Convert every line of the records below into a JSON list of strings, one string per line, skipping blank lines and leaving out the pictures.
• • •
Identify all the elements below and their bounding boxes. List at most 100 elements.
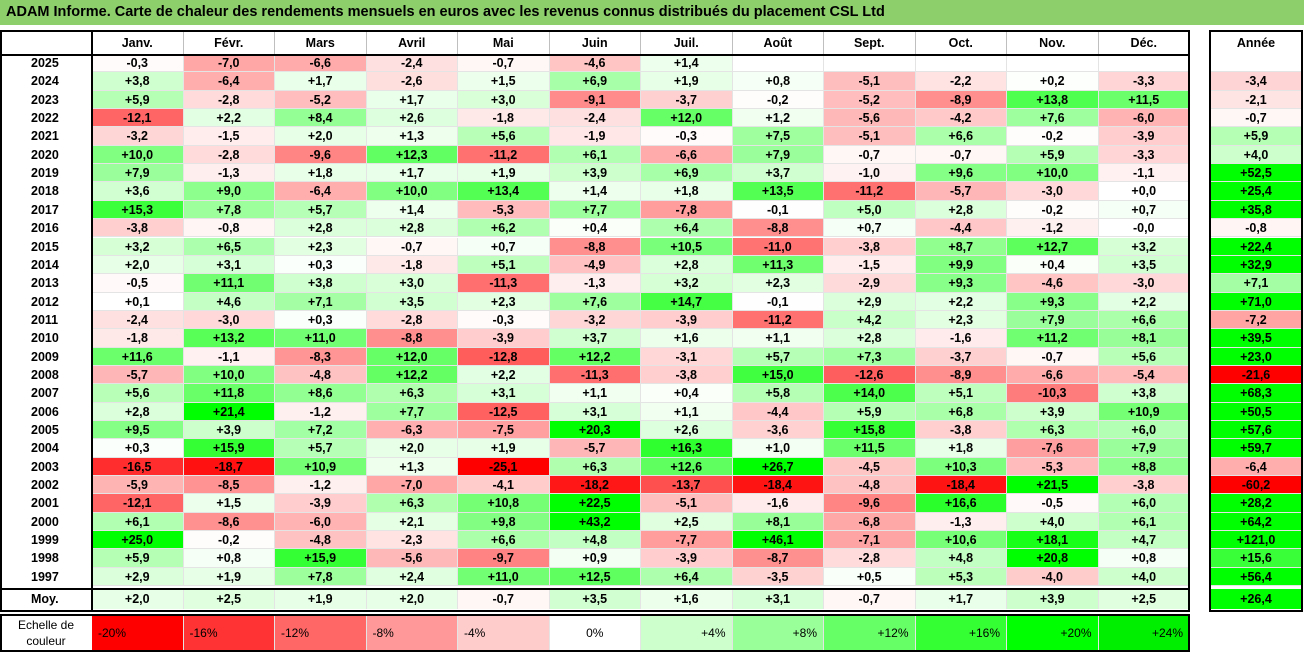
year-label: 2002	[31, 478, 59, 493]
heatmap-cell: +9,3	[1007, 292, 1099, 311]
heatmap-cell	[1098, 54, 1190, 73]
annual-cell: +64,2	[1211, 512, 1301, 532]
scale-swatch: 0%	[549, 616, 641, 650]
heatmap-cell: -1,6	[732, 494, 824, 513]
heatmap-cell: +11,0	[458, 567, 550, 587]
heatmap-cell: +3,0	[366, 274, 458, 293]
heatmap-cell: -4,1	[458, 476, 550, 495]
heatmap-cell: +6,1	[549, 145, 641, 165]
heatmap-cell: -3,8	[641, 365, 733, 385]
heatmap-cell: -3,5	[732, 567, 824, 587]
heatmap-cell: +3,8	[92, 72, 184, 91]
heatmap-cell: +11,2	[1007, 329, 1099, 348]
heatmap-cell: +1,3	[366, 127, 458, 146]
heatmap-cell: +5,8	[732, 384, 824, 403]
heatmap-cell: +12,2	[549, 347, 641, 366]
heatmap-cell: +5,7	[275, 200, 367, 220]
heatmap-cell: -3,9	[458, 329, 550, 348]
month-header: Juil.	[641, 32, 733, 54]
heatmap-cell: -3,7	[915, 347, 1007, 366]
heatmap-cell: +11,8	[183, 384, 275, 403]
heatmap-cell: -16,5	[92, 457, 184, 477]
average-cell: +1,9	[275, 589, 367, 610]
heatmap-cell: +6,2	[458, 219, 550, 238]
year-label: 1998	[31, 551, 59, 566]
heatmap-cell: +0,7	[458, 237, 550, 256]
scale-swatch: -12%	[275, 616, 367, 650]
annual-cell: +59,7	[1211, 439, 1301, 458]
heatmap-cell	[1007, 54, 1099, 73]
heatmap-cell: +3,0	[458, 90, 550, 110]
heatmap-cell: +8,1	[1098, 329, 1190, 348]
heatmap-cell: +0,8	[732, 72, 824, 91]
heatmap-cell: +3,2	[1098, 237, 1190, 256]
heatmap-cell: -2,4	[92, 310, 184, 330]
heatmap-cell: +8,7	[915, 237, 1007, 256]
heatmap-cell: +13,2	[183, 329, 275, 348]
heatmap-cell: +1,8	[641, 182, 733, 201]
scale-label: Echelle de couleur	[17, 618, 75, 648]
heatmap-cell: -9,6	[824, 494, 916, 513]
heatmap-cell: +1,1	[641, 402, 733, 421]
heatmap-cell: +2,1	[366, 512, 458, 532]
heatmap-cell: +2,3	[275, 237, 367, 256]
heatmap-cell: +9,8	[458, 512, 550, 532]
heatmap-cell: -1,8	[92, 329, 184, 348]
heatmap-cell: +6,3	[366, 384, 458, 403]
heatmap-cell: +5,7	[275, 439, 367, 458]
annual-cell: +35,8	[1211, 200, 1301, 220]
heatmap-cell: -3,9	[1098, 127, 1190, 146]
average-label: Moy.	[31, 592, 59, 607]
heatmap-cell: +0,8	[183, 549, 275, 568]
heatmap-cell: +7,1	[275, 292, 367, 311]
heatmap-cell: +15,3	[92, 200, 184, 220]
year-label: 1997	[31, 569, 59, 584]
month-header: Mars	[275, 32, 367, 54]
heatmap-cell: -0,7	[915, 145, 1007, 165]
year-label: 2009	[31, 349, 59, 364]
heatmap-cell: -1,9	[549, 127, 641, 146]
heatmap-cell: +1,9	[458, 164, 550, 183]
heatmap-cell: +3,8	[1098, 384, 1190, 403]
heatmap-cell: +6,1	[1098, 512, 1190, 532]
average-cell: -0,7	[458, 589, 550, 610]
heatmap-cell: -5,3	[1007, 457, 1099, 477]
heatmap-cell: +0,0	[1098, 182, 1190, 201]
heatmap-cell: +4,7	[1098, 531, 1190, 550]
heatmap-cell: +12,5	[549, 567, 641, 587]
heatmap-cell: +6,5	[183, 237, 275, 256]
heatmap-cell: +0,2	[1007, 72, 1099, 91]
annual-cell: +68,3	[1211, 384, 1301, 403]
heatmap-cell: +2,2	[1098, 292, 1190, 311]
heatmap-cell: +6,3	[366, 494, 458, 513]
average-cell: +3,9	[1007, 589, 1099, 610]
heatmap-cell: +5,6	[458, 127, 550, 146]
annual-cell: +7,1	[1211, 274, 1301, 293]
heatmap-cell: -4,8	[275, 365, 367, 385]
heatmap-cell: -1,3	[183, 164, 275, 183]
heatmap-cell: +5,1	[915, 384, 1007, 403]
heatmap-cell: +2,4	[366, 567, 458, 587]
heatmap-cell: +15,9	[183, 439, 275, 458]
average-cell: -0,7	[824, 589, 916, 610]
heatmap-cell: +26,7	[732, 457, 824, 477]
heatmap-cell: -2,4	[549, 109, 641, 128]
heatmap-cell: +7,7	[366, 402, 458, 421]
heatmap-cell: -0,7	[824, 145, 916, 165]
heatmap-cell: -18,2	[549, 476, 641, 495]
heatmap-cell: +1,4	[366, 200, 458, 220]
heatmap-cell: +3,2	[92, 237, 184, 256]
heatmap-cell: -8,6	[183, 512, 275, 532]
heatmap-cell: -0,1	[732, 200, 824, 220]
heatmap-cell: -6,0	[1098, 109, 1190, 128]
heatmap-cell: -8,5	[183, 476, 275, 495]
heatmap-cell: -0,7	[366, 237, 458, 256]
year-label: 2023	[31, 92, 59, 107]
heatmap-cell: +7,3	[824, 347, 916, 366]
annual-cell: +15,6	[1211, 549, 1301, 568]
heatmap-cell: -3,1	[641, 347, 733, 366]
heatmap-cell: +5,6	[1098, 347, 1190, 366]
heatmap-cell: -1,3	[915, 512, 1007, 532]
heatmap-cell: +10,0	[1007, 164, 1099, 183]
heatmap-cell: -3,6	[732, 421, 824, 440]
• • •
### TASK OUTPUT
[
  "Identify all the elements below and their bounding boxes. List at most 100 elements.",
  "year-label: 2002\t[31, 478, 59, 493]",
  "heatmap-cell: +9,3\t[1007, 292, 1099, 311]",
  "heatmap-cell\t[1098, 54, 1190, 73]",
  "annual-cell: +64,2\t[1211, 512, 1301, 532]",
  "scale-swatch: 0%\t[549, 616, 641, 650]",
  "heatmap-cell: -1,6\t[732, 494, 824, 513]",
  "heatmap-cell: +11,0\t[458, 567, 550, 587]",
  "heatmap-cell: +3,0\t[366, 274, 458, 293]",
  "heatmap-cell: -4,1\t[458, 476, 550, 495]",
  "heatmap-cell: +6,1\t[549, 145, 641, 165]",
  "heatmap-cell: -3,8\t[641, 365, 733, 385]",
  "heatmap-cell: -3,5\t[732, 567, 824, 587]",
  "heatmap-cell: +3,8\t[92, 72, 184, 91]",
  "heatmap-cell: +11,2\t[1007, 329, 1099, 348]",
  "heatmap-cell: +1,3\t[366, 127, 458, 146]",
  "heatmap-cell: +5,8\t[732, 384, 824, 403]",
  "heatmap-cell: +12,2\t[549, 347, 641, 366]",
  "heatmap-cell: +5,7\t[275, 200, 367, 220]",
  "heatmap-cell: -3,9\t[458, 329, 550, 348]",
  "month-header: Juil.\t[641, 32, 733, 54]",
  "heatmap-cell: -3,7\t[915, 347, 1007, 366]",
  "heatmap-cell: +11,8\t[183, 384, 275, 403]",
  "heatmap-cell: -16,5\t[92, 457, 184, 477]",
  "average-cell: +1,9\t[275, 589, 367, 610]",
  "heatmap-cell: +6,2\t[458, 219, 550, 238]",
  "year-label: 1998\t[31, 551, 59, 566]",
  "heatmap-cell: +0,7\t[458, 237, 550, 256]",
  "scale-swatch: -12%\t[275, 616, 367, 650]",
  "annual-cell: +59,7\t[1211, 439, 1301, 458]",
  "heatmap-cell\t[1007, 54, 1099, 73]",
  "heatmap-cell: +3,0\t[458, 90, 550, 110]",
  "heatmap-cell: +8,1\t[1098, 329, 1190, 348]",
  "heatmap-cell: +0,8\t[732, 72, 824, 91]",
  "heatmap-cell: +3,2\t[1098, 237, 1190, 256]",
  "heatmap-cell: -2,4\t[92, 310, 184, 330]",
  "heatmap-cell: +8,7\t[915, 237, 1007, 256]",
  "heatmap-cell: +13,2\t[183, 329, 275, 348]",
  "heatmap-cell: +1,8\t[641, 182, 733, 201]",
  "scale-label: Echelle de couleur\t[17, 618, 75, 648]",
  "heatmap-cell: -9,6\t[824, 494, 916, 513]",
  "heatmap-cell: +1,1\t[641, 402, 733, 421]",
  "heatmap-cell: +2,1\t[366, 512, 458, 532]",
  "heatmap-cell: +2,3\t[275, 237, 367, 256]",
  "heatmap-cell: +9,8\t[458, 512, 550, 532]",
  "heatmap-cell: -1,8\t[92, 329, 184, 348]",
  "heatmap-cell: +6,3\t[366, 384, 458, 403]",
  "heatmap-cell: +5,7\t[275, 439, 367, 458]",
  "annual-cell: +35,8\t[1211, 200, 1301, 220]",
  "heatmap-cell: -3,9\t[1098, 127, 1190, 146]",
  "average-label: Moy.\t[31, 592, 59, 607]",
  "heatmap-cell: +0,8\t[183, 549, 275, 568]",
  "heatmap-cell: +7,1\t[275, 292, 367, 311]",
  "heatmap-cell: +15,3\t[92, 200, 184, 220]",
  "year-label: 1997\t[31, 569, 59, 584]",
  "month-header: Mars\t[275, 32, 367, 54]",
  "heatmap-cell: -0,7\t[915, 145, 1007, 165]",
  "year-label: 2009\t[31, 349, 59, 364]",
  "heatmap-cell: -1,9\t[549, 127, 641, 146]",
  "heatmap-cell: +1,9\t[458, 164, 550, 183]",
  "heatmap-cell: +3,8\t[1098, 384, 1190, 403]",
  "heatmap-cell: +6,1\t[1098, 512, 1190, 532]",
  "average-cell: -0,7\t[458, 589, 550, 610]",
  "heatmap-cell: -5,3\t[1007, 457, 1099, 477]",
  "heatmap-cell: +0,0\t[1098, 182, 1190, 201]",
  "heatmap-cell: +4,7\t[1098, 531, 1190, 550]",
  "heatmap-cell: +12,5\t[549, 567, 641, 587]",
  "heatmap-cell: +6,5\t[183, 237, 275, 256]",
  "heatmap-cell: +0,2\t[1007, 72, 1099, 91]",
  "annual-cell: +68,3\t[1211, 384, 1301, 403]",
  "heatmap-cell: +2,2\t[1098, 292, 1190, 311]",
  "heatmap-cell: +6,3\t[366, 494, 458, 513]",
  "average-cell: +3,9\t[1007, 589, 1099, 610]",
  "heatmap-cell: +5,6\t[458, 127, 550, 146]",
  "annual-cell: +7,1\t[1211, 274, 1301, 293]",
  "heatmap-cell: -4,8\t[275, 365, 367, 385]",
  "heatmap-cell: -1,3\t[183, 164, 275, 183]",
  "heatmap-cell: +5,1\t[915, 384, 1007, 403]",
  "heatmap-cell: +2,4\t[366, 567, 458, 587]",
  "heatmap-cell: +15,9\t[183, 439, 275, 458]",
  "average-cell: -0,7\t[824, 589, 916, 610]",
  "heatmap-cell: +26,7\t[732, 457, 824, 477]",
  "heatmap-cell: -2,4\t[549, 109, 641, 128]",
  "heatmap-cell: +7,7\t[366, 402, 458, 421]",
  "heatmap-cell: -0,7\t[824, 145, 916, 165]",
  "heatmap-cell: -18,2\t[549, 476, 641, 495]",
  "heatmap-cell: +1,4\t[366, 200, 458, 220]",
  "heatmap-cell: +3,2\t[92, 237, 184, 256]",
  "heatmap-cell: -8,6\t[183, 512, 275, 532]",
  "heatmap-cell: -0,1\t[732, 200, 824, 220]",
  "heatmap-cell: -6,0\t[1098, 109, 1190, 128]",
  "heatmap-cell: -8,5\t[183, 476, 275, 495]",
  "heatmap-cell: -0,7\t[366, 237, 458, 256]",
  "year-label: 2023\t[31, 92, 59, 107]",
  "heatmap-cell: +7,3\t[824, 347, 916, 366]",
  "annual-cell: +15,6\t[1211, 549, 1301, 568]",
  "heatmap-cell: -3,1\t[641, 347, 733, 366]",
  "heatmap-cell: +5,6\t[1098, 347, 1190, 366]",
  "heatmap-cell: -1,3\t[915, 512, 1007, 532]",
  "heatmap-cell: +10,0\t[1007, 164, 1099, 183]",
  "heatmap-cell: -3,6\t[732, 421, 824, 440]"
]